-- START OF RECORDS FOR THE EXERCISE --

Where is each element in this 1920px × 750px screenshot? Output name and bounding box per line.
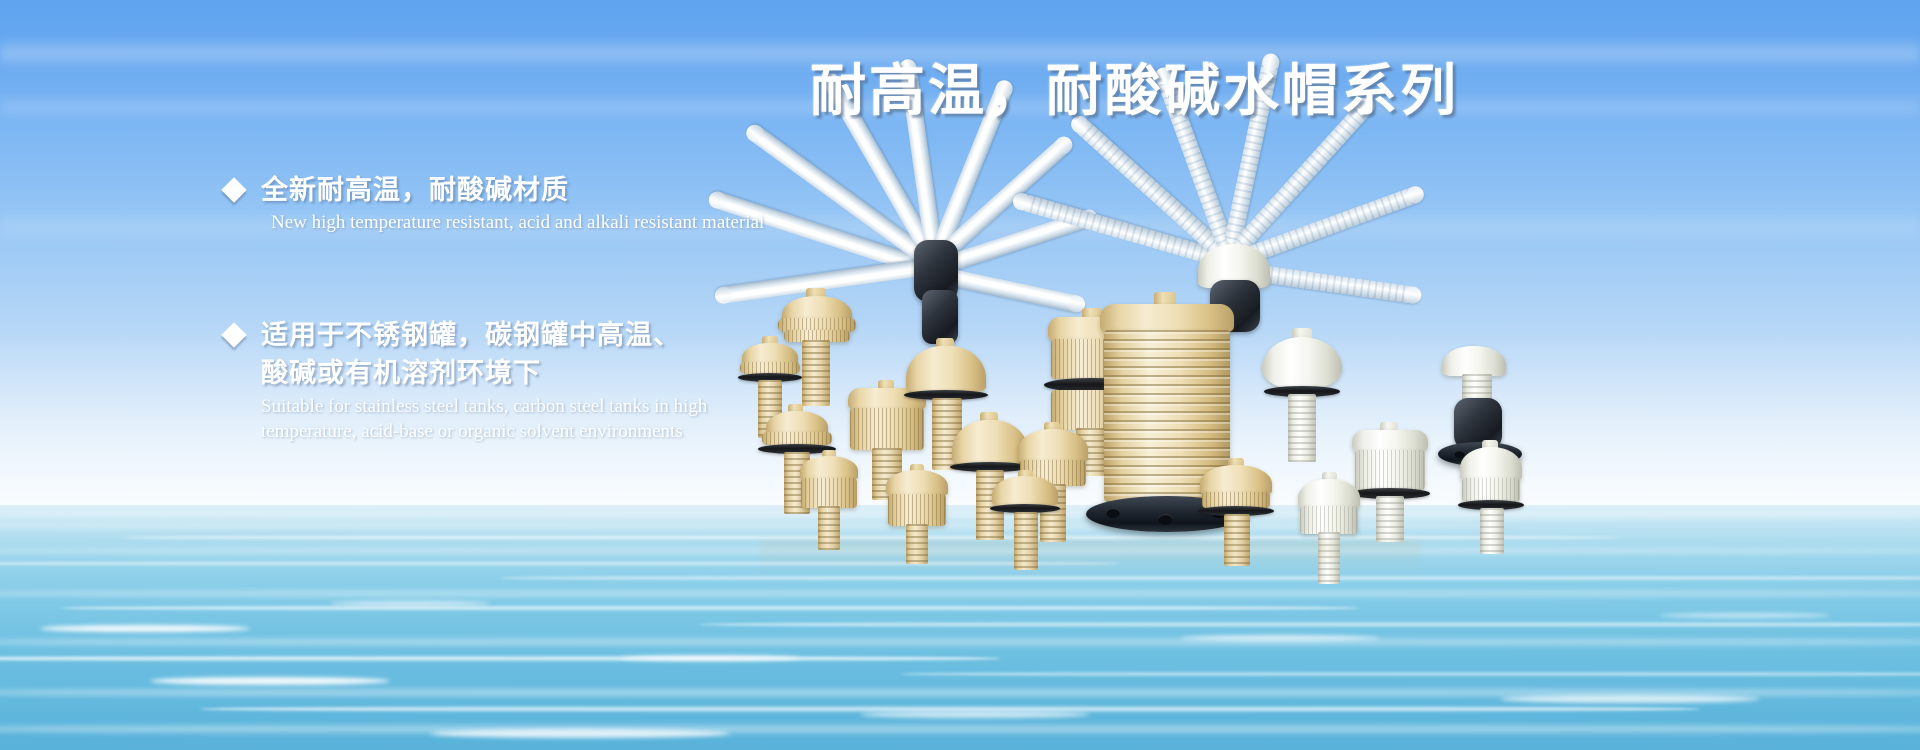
distributor-hub bbox=[922, 290, 958, 344]
diamond-bullet-icon bbox=[221, 322, 246, 347]
feature-bullet-2-en-line1: Suitable for stainless steel tanks, carb… bbox=[261, 395, 707, 419]
feature-bullet-2-en-line2: temperature, acid-base or organic solven… bbox=[261, 420, 707, 444]
feature-bullet-2-cn-line1: 适用于不锈钢罐，碳钢罐中高温、 bbox=[261, 317, 681, 355]
product-banner: 耐高温，耐酸碱水帽系列 全新耐高温，耐酸碱材质 New high tempera… bbox=[0, 0, 1920, 750]
feature-bullet-1-en: New high temperature resistant, acid and… bbox=[271, 211, 764, 235]
product-cluster-image bbox=[700, 140, 1510, 560]
feature-bullet-1: 全新耐高温，耐酸碱材质 New high temperature resista… bbox=[225, 172, 764, 236]
page-title: 耐高温，耐酸碱水帽系列 bbox=[810, 58, 1450, 125]
lateral-arm bbox=[936, 266, 1086, 314]
feature-bullet-1-cn: 全新耐高温，耐酸碱材质 bbox=[261, 172, 569, 210]
feature-bullet-2: 适用于不锈钢罐，碳钢罐中高温、 酸碱或有机溶剂环境下 Suitable for … bbox=[225, 317, 707, 444]
feature-bullet-2-cn-line2: 酸碱或有机溶剂环境下 bbox=[261, 355, 707, 393]
diamond-bullet-icon bbox=[221, 177, 246, 202]
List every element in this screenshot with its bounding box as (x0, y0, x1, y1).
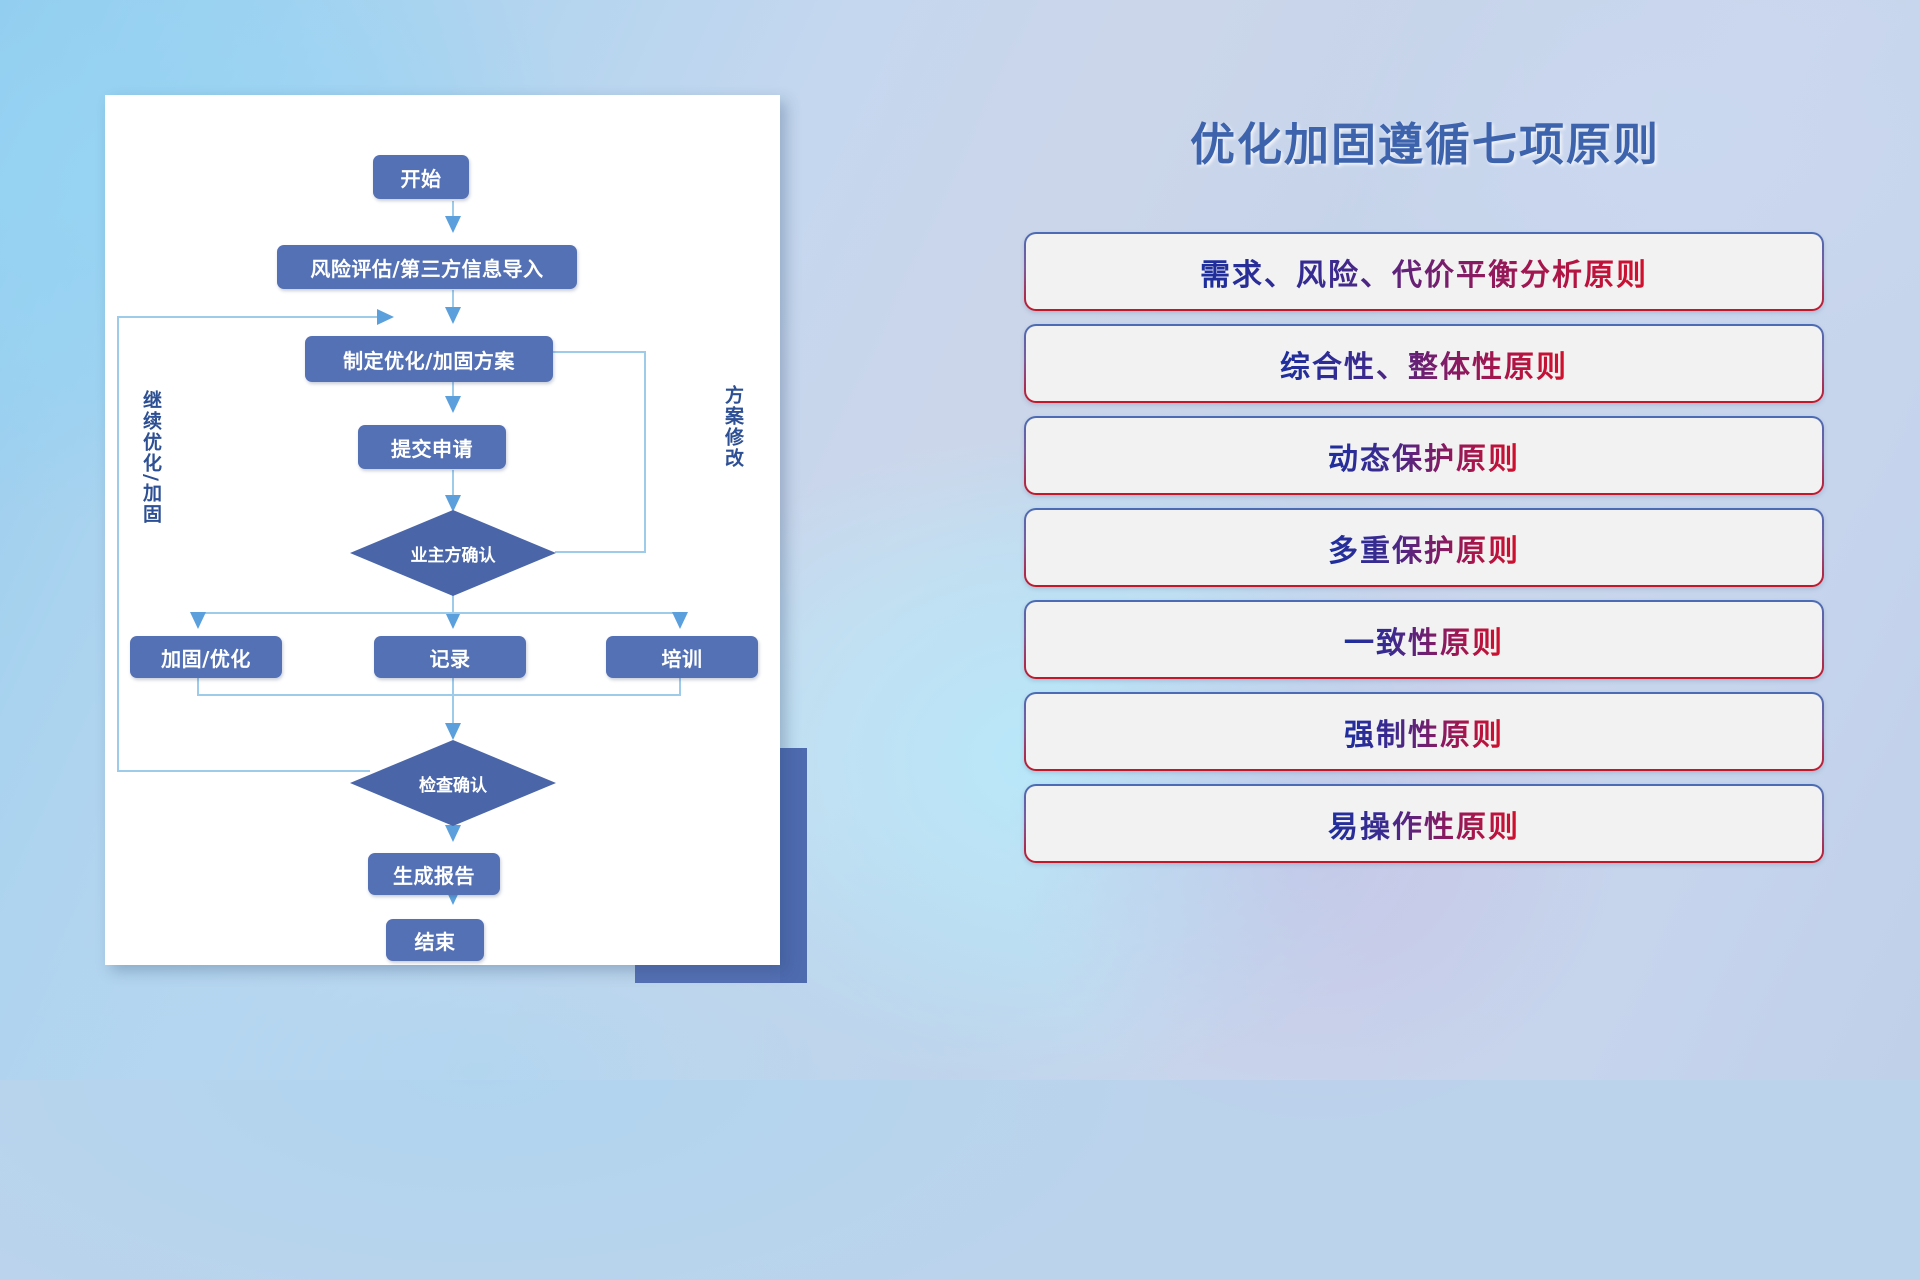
flow-decision-owner-label: 业主方确认 (411, 541, 496, 566)
flow-node-plan-label: 制定优化/加固方案 (343, 345, 515, 374)
flow-node-start-label: 开始 (401, 163, 442, 192)
flow-node-start[interactable]: 开始 (373, 155, 469, 199)
principle-card[interactable]: 动态保护原则 (1024, 416, 1824, 495)
principle-card-label: 综合性、整体性原则 (1280, 342, 1568, 386)
flow-node-end[interactable]: 结束 (386, 919, 484, 961)
flow-node-risk-label: 风险评估/第三方信息导入 (310, 253, 543, 282)
principles-list: 需求、风险、代价平衡分析原则 综合性、整体性原则 动态保护原则 多重保护原则 一… (1024, 232, 1824, 876)
flow-node-report-label: 生成报告 (393, 860, 475, 889)
flow-node-reinforce[interactable]: 加固/优化 (130, 636, 282, 678)
principle-card-label: 需求、风险、代价平衡分析原则 (1200, 250, 1648, 294)
flowchart-panel: 开始 风险评估/第三方信息导入 制定优化/加固方案 提交申请 业主方确认 加固/… (105, 95, 780, 965)
principle-card-label: 强制性原则 (1344, 710, 1504, 754)
flow-edge-label-left-loop: 继续优化/加固 (138, 390, 165, 525)
principle-card[interactable]: 多重保护原则 (1024, 508, 1824, 587)
flow-decision-check-label: 检查确认 (419, 771, 487, 796)
flow-node-submit[interactable]: 提交申请 (358, 425, 506, 469)
flow-edge-label-right-loop: 方案修改 (720, 385, 747, 469)
flow-node-plan[interactable]: 制定优化/加固方案 (305, 336, 553, 382)
principle-card[interactable]: 需求、风险、代价平衡分析原则 (1024, 232, 1824, 311)
principle-card-label: 易操作性原则 (1328, 802, 1520, 846)
flow-node-record-label: 记录 (430, 643, 471, 672)
flow-node-record[interactable]: 记录 (374, 636, 526, 678)
flow-node-risk[interactable]: 风险评估/第三方信息导入 (277, 245, 577, 289)
flow-node-reinforce-label: 加固/优化 (161, 643, 251, 672)
flow-node-train[interactable]: 培训 (606, 636, 758, 678)
principle-card[interactable]: 一致性原则 (1024, 600, 1824, 679)
flow-node-report[interactable]: 生成报告 (368, 853, 500, 895)
flow-node-submit-label: 提交申请 (391, 433, 473, 462)
principle-card[interactable]: 强制性原则 (1024, 692, 1824, 771)
principle-card[interactable]: 易操作性原则 (1024, 784, 1824, 863)
principle-card-label: 多重保护原则 (1328, 526, 1520, 570)
page-title: 优化加固遵循七项原则 (1030, 108, 1820, 173)
accent-rectangle-edge (780, 748, 807, 983)
principle-card-label: 动态保护原则 (1328, 434, 1520, 478)
principle-card-label: 一致性原则 (1344, 618, 1504, 662)
flow-node-train-label: 培训 (662, 643, 703, 672)
flow-node-end-label: 结束 (415, 926, 456, 955)
principle-card[interactable]: 综合性、整体性原则 (1024, 324, 1824, 403)
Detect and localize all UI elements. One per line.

-- END OF RECORDS FOR THE EXERCISE --

* WHAT THE TASK ASKS
Pull out each row above that contains the string "业主方确认", and copy those rows in full.

* THE ANSWER
flow-decision-owner-label: 业主方确认 (411, 541, 496, 566)
flowchart-panel: 开始 风险评估/第三方信息导入 制定优化/加固方案 提交申请 业主方确认 加固/… (105, 95, 780, 965)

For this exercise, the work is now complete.